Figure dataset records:
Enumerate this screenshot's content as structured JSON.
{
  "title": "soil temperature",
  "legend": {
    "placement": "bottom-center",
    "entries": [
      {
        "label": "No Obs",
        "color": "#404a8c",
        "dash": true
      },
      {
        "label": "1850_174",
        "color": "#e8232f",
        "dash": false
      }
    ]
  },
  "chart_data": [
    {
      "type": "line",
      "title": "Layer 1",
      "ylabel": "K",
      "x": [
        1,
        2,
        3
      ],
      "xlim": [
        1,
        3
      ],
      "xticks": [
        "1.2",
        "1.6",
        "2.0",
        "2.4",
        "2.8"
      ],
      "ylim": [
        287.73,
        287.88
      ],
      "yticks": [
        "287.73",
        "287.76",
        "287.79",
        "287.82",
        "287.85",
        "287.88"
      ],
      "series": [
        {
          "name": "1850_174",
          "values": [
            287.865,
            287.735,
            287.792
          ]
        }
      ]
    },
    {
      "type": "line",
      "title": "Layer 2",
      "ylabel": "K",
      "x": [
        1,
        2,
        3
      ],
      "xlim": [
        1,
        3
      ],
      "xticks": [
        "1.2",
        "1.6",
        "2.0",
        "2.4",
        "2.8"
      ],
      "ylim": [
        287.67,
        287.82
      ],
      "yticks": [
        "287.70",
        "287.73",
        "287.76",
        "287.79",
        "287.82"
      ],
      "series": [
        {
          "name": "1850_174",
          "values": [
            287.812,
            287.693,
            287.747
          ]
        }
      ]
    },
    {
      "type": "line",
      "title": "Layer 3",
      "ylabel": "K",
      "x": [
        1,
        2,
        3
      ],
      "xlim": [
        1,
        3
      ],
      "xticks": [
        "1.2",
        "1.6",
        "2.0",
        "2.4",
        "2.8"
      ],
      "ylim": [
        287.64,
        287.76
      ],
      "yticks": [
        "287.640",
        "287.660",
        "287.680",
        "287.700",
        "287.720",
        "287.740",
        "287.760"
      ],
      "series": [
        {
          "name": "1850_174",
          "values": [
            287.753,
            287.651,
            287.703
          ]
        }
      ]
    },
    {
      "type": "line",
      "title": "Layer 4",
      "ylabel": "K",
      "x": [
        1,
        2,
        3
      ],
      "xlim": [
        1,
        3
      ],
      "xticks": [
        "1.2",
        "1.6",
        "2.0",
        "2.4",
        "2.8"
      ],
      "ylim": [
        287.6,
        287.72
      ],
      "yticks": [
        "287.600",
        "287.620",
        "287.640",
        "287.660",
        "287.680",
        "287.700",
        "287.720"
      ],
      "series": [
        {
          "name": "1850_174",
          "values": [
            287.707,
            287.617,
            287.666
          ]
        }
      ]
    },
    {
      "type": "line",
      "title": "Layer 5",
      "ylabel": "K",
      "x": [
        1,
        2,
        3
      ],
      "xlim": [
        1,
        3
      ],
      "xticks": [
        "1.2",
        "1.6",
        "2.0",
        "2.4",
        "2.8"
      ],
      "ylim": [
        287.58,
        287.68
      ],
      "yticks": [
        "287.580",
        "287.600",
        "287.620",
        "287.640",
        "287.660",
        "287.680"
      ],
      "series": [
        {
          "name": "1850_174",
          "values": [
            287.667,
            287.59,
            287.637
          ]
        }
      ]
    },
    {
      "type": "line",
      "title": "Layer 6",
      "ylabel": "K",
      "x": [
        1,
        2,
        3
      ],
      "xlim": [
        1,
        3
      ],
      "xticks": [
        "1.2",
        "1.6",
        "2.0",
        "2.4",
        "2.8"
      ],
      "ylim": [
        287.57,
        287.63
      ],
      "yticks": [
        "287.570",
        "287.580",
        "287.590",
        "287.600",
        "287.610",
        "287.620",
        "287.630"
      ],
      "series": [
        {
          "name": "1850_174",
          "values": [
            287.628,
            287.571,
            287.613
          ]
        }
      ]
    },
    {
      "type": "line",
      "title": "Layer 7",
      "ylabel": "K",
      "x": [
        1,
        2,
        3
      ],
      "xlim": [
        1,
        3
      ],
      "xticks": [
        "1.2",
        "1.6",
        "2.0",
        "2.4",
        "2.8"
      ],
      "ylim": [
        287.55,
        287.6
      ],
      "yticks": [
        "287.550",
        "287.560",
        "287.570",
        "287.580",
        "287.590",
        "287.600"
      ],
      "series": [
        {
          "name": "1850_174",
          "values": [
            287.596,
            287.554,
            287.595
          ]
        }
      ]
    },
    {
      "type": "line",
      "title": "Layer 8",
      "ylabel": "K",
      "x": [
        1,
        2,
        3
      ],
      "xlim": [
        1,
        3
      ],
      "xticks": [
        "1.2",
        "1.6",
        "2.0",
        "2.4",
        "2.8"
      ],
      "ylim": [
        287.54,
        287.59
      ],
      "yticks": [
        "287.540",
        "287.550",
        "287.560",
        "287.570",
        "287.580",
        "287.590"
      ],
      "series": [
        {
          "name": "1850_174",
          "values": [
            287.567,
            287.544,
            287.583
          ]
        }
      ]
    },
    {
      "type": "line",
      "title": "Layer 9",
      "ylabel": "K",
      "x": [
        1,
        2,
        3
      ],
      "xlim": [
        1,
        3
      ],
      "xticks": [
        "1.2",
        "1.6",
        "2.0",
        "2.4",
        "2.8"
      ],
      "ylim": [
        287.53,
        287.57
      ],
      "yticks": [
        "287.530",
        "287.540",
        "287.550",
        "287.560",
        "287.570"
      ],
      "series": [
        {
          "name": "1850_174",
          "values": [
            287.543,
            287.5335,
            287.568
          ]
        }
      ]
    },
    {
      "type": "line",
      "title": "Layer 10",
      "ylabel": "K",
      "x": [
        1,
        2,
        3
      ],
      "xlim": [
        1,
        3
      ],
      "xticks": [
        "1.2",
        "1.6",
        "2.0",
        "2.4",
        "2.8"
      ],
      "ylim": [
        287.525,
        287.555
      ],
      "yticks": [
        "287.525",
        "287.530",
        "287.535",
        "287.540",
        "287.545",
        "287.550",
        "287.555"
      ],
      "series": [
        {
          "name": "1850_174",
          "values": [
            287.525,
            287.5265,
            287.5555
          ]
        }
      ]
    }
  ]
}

[Given request]:
Retype all of the material above with every character intact.

[Response below]:
Enumerate this screenshot's content as structured JSON.
{
  "title": "soil temperature",
  "legend": {
    "placement": "bottom-center",
    "entries": [
      {
        "label": "No Obs",
        "color": "#404a8c",
        "dash": true
      },
      {
        "label": "1850_174",
        "color": "#e8232f",
        "dash": false
      }
    ]
  },
  "chart_data": [
    {
      "type": "line",
      "title": "Layer 1",
      "ylabel": "K",
      "x": [
        1,
        2,
        3
      ],
      "xlim": [
        1,
        3
      ],
      "xticks": [
        "1.2",
        "1.6",
        "2.0",
        "2.4",
        "2.8"
      ],
      "ylim": [
        287.73,
        287.88
      ],
      "yticks": [
        "287.73",
        "287.76",
        "287.79",
        "287.82",
        "287.85",
        "287.88"
      ],
      "series": [
        {
          "name": "1850_174",
          "values": [
            287.865,
            287.735,
            287.792
          ]
        }
      ]
    },
    {
      "type": "line",
      "title": "Layer 2",
      "ylabel": "K",
      "x": [
        1,
        2,
        3
      ],
      "xlim": [
        1,
        3
      ],
      "xticks": [
        "1.2",
        "1.6",
        "2.0",
        "2.4",
        "2.8"
      ],
      "ylim": [
        287.67,
        287.82
      ],
      "yticks": [
        "287.70",
        "287.73",
        "287.76",
        "287.79",
        "287.82"
      ],
      "series": [
        {
          "name": "1850_174",
          "values": [
            287.812,
            287.693,
            287.747
          ]
        }
      ]
    },
    {
      "type": "line",
      "title": "Layer 3",
      "ylabel": "K",
      "x": [
        1,
        2,
        3
      ],
      "xlim": [
        1,
        3
      ],
      "xticks": [
        "1.2",
        "1.6",
        "2.0",
        "2.4",
        "2.8"
      ],
      "ylim": [
        287.64,
        287.76
      ],
      "yticks": [
        "287.640",
        "287.660",
        "287.680",
        "287.700",
        "287.720",
        "287.740",
        "287.760"
      ],
      "series": [
        {
          "name": "1850_174",
          "values": [
            287.753,
            287.651,
            287.703
          ]
        }
      ]
    },
    {
      "type": "line",
      "title": "Layer 4",
      "ylabel": "K",
      "x": [
        1,
        2,
        3
      ],
      "xlim": [
        1,
        3
      ],
      "xticks": [
        "1.2",
        "1.6",
        "2.0",
        "2.4",
        "2.8"
      ],
      "ylim": [
        287.6,
        287.72
      ],
      "yticks": [
        "287.600",
        "287.620",
        "287.640",
        "287.660",
        "287.680",
        "287.700",
        "287.720"
      ],
      "series": [
        {
          "name": "1850_174",
          "values": [
            287.707,
            287.617,
            287.666
          ]
        }
      ]
    },
    {
      "type": "line",
      "title": "Layer 5",
      "ylabel": "K",
      "x": [
        1,
        2,
        3
      ],
      "xlim": [
        1,
        3
      ],
      "xticks": [
        "1.2",
        "1.6",
        "2.0",
        "2.4",
        "2.8"
      ],
      "ylim": [
        287.58,
        287.68
      ],
      "yticks": [
        "287.580",
        "287.600",
        "287.620",
        "287.640",
        "287.660",
        "287.680"
      ],
      "series": [
        {
          "name": "1850_174",
          "values": [
            287.667,
            287.59,
            287.637
          ]
        }
      ]
    },
    {
      "type": "line",
      "title": "Layer 6",
      "ylabel": "K",
      "x": [
        1,
        2,
        3
      ],
      "xlim": [
        1,
        3
      ],
      "xticks": [
        "1.2",
        "1.6",
        "2.0",
        "2.4",
        "2.8"
      ],
      "ylim": [
        287.57,
        287.63
      ],
      "yticks": [
        "287.570",
        "287.580",
        "287.590",
        "287.600",
        "287.610",
        "287.620",
        "287.630"
      ],
      "series": [
        {
          "name": "1850_174",
          "values": [
            287.628,
            287.571,
            287.613
          ]
        }
      ]
    },
    {
      "type": "line",
      "title": "Layer 7",
      "ylabel": "K",
      "x": [
        1,
        2,
        3
      ],
      "xlim": [
        1,
        3
      ],
      "xticks": [
        "1.2",
        "1.6",
        "2.0",
        "2.4",
        "2.8"
      ],
      "ylim": [
        287.55,
        287.6
      ],
      "yticks": [
        "287.550",
        "287.560",
        "287.570",
        "287.580",
        "287.590",
        "287.600"
      ],
      "series": [
        {
          "name": "1850_174",
          "values": [
            287.596,
            287.554,
            287.595
          ]
        }
      ]
    },
    {
      "type": "line",
      "title": "Layer 8",
      "ylabel": "K",
      "x": [
        1,
        2,
        3
      ],
      "xlim": [
        1,
        3
      ],
      "xticks": [
        "1.2",
        "1.6",
        "2.0",
        "2.4",
        "2.8"
      ],
      "ylim": [
        287.54,
        287.59
      ],
      "yticks": [
        "287.540",
        "287.550",
        "287.560",
        "287.570",
        "287.580",
        "287.590"
      ],
      "series": [
        {
          "name": "1850_174",
          "values": [
            287.567,
            287.544,
            287.583
          ]
        }
      ]
    },
    {
      "type": "line",
      "title": "Layer 9",
      "ylabel": "K",
      "x": [
        1,
        2,
        3
      ],
      "xlim": [
        1,
        3
      ],
      "xticks": [
        "1.2",
        "1.6",
        "2.0",
        "2.4",
        "2.8"
      ],
      "ylim": [
        287.53,
        287.57
      ],
      "yticks": [
        "287.530",
        "287.540",
        "287.550",
        "287.560",
        "287.570"
      ],
      "series": [
        {
          "name": "1850_174",
          "values": [
            287.543,
            287.5335,
            287.568
          ]
        }
      ]
    },
    {
      "type": "line",
      "title": "Layer 10",
      "ylabel": "K",
      "x": [
        1,
        2,
        3
      ],
      "xlim": [
        1,
        3
      ],
      "xticks": [
        "1.2",
        "1.6",
        "2.0",
        "2.4",
        "2.8"
      ],
      "ylim": [
        287.525,
        287.555
      ],
      "yticks": [
        "287.525",
        "287.530",
        "287.535",
        "287.540",
        "287.545",
        "287.550",
        "287.555"
      ],
      "series": [
        {
          "name": "1850_174",
          "values": [
            287.525,
            287.5265,
            287.5555
          ]
        }
      ]
    }
  ]
}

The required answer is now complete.